**WHAT IS ASKED:** Here are some records. Copy each one exactly.

Stored data
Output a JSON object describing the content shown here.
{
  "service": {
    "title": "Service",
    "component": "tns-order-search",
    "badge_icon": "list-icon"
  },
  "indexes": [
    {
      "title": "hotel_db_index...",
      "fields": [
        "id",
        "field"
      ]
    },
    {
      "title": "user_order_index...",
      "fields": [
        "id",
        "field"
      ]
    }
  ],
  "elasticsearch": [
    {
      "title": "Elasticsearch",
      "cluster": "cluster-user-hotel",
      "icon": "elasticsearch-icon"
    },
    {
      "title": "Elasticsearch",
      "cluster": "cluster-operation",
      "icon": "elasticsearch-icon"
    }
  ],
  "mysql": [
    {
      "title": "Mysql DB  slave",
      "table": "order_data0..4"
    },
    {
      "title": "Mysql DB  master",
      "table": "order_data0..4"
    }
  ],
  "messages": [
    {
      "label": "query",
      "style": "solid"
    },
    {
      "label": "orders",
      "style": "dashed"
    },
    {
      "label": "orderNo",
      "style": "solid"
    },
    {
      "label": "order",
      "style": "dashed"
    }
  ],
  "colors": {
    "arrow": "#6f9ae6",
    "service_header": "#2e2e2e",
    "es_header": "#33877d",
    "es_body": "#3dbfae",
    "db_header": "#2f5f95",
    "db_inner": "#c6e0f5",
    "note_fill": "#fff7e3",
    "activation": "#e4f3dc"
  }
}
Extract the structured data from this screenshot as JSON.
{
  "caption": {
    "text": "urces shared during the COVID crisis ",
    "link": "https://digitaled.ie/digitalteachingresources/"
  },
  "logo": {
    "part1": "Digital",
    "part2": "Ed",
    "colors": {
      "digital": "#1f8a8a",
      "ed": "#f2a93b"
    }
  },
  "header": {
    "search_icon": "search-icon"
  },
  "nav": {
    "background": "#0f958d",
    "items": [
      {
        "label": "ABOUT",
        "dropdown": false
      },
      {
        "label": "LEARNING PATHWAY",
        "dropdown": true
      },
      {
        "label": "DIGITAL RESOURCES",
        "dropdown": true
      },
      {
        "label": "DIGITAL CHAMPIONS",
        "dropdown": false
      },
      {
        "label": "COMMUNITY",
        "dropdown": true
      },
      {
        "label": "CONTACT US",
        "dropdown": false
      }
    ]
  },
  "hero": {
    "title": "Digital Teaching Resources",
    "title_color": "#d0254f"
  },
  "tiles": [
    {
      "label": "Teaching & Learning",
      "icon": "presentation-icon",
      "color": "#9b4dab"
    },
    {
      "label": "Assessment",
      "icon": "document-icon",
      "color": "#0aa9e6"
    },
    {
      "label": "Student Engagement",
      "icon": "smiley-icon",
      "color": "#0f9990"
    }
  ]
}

**ANSWER FOR THIS EXERCISE:**
Output a JSON object describing the content shown here.
{
  "service": {
    "title": "Service",
    "component": "tns-order-search",
    "badge_icon": "list-icon"
  },
  "indexes": [
    {
      "title": "hotel_db_index...",
      "fields": [
        "id",
        "field"
      ]
    },
    {
      "title": "user_order_index...",
      "fields": [
        "id",
        "field"
      ]
    }
  ],
  "elasticsearch": [
    {
      "title": "Elasticsearch",
      "cluster": "cluster-user-hotel",
      "icon": "elasticsearch-icon"
    },
    {
      "title": "Elasticsearch",
      "cluster": "cluster-operation",
      "icon": "elasticsearch-icon"
    }
  ],
  "mysql": [
    {
      "title": "Mysql DB  slave",
      "table": "order_data0..4"
    },
    {
      "title": "Mysql DB  master",
      "table": "order_data0..4"
    }
  ],
  "messages": [
    {
      "label": "query",
      "style": "solid"
    },
    {
      "label": "orders",
      "style": "dashed"
    },
    {
      "label": "orderNo",
      "style": "solid"
    },
    {
      "label": "order",
      "style": "dashed"
    }
  ],
  "colors": {
    "arrow": "#6f9ae6",
    "service_header": "#2e2e2e",
    "es_header": "#33877d",
    "es_body": "#3dbfae",
    "db_header": "#2f5f95",
    "db_inner": "#c6e0f5",
    "note_fill": "#fff7e3",
    "activation": "#e4f3dc"
  }
}
Extract the structured data from this screenshot as JSON.
{
  "caption": {
    "text": "urces shared during the COVID crisis ",
    "link": "https://digitaled.ie/digitalteachingresources/"
  },
  "logo": {
    "part1": "Digital",
    "part2": "Ed",
    "colors": {
      "digital": "#1f8a8a",
      "ed": "#f2a93b"
    }
  },
  "header": {
    "search_icon": "search-icon"
  },
  "nav": {
    "background": "#0f958d",
    "items": [
      {
        "label": "ABOUT",
        "dropdown": false
      },
      {
        "label": "LEARNING PATHWAY",
        "dropdown": true
      },
      {
        "label": "DIGITAL RESOURCES",
        "dropdown": true
      },
      {
        "label": "DIGITAL CHAMPIONS",
        "dropdown": false
      },
      {
        "label": "COMMUNITY",
        "dropdown": true
      },
      {
        "label": "CONTACT US",
        "dropdown": false
      }
    ]
  },
  "hero": {
    "title": "Digital Teaching Resources",
    "title_color": "#d0254f"
  },
  "tiles": [
    {
      "label": "Teaching & Learning",
      "icon": "presentation-icon",
      "color": "#9b4dab"
    },
    {
      "label": "Assessment",
      "icon": "document-icon",
      "color": "#0aa9e6"
    },
    {
      "label": "Student Engagement",
      "icon": "smiley-icon",
      "color": "#0f9990"
    }
  ]
}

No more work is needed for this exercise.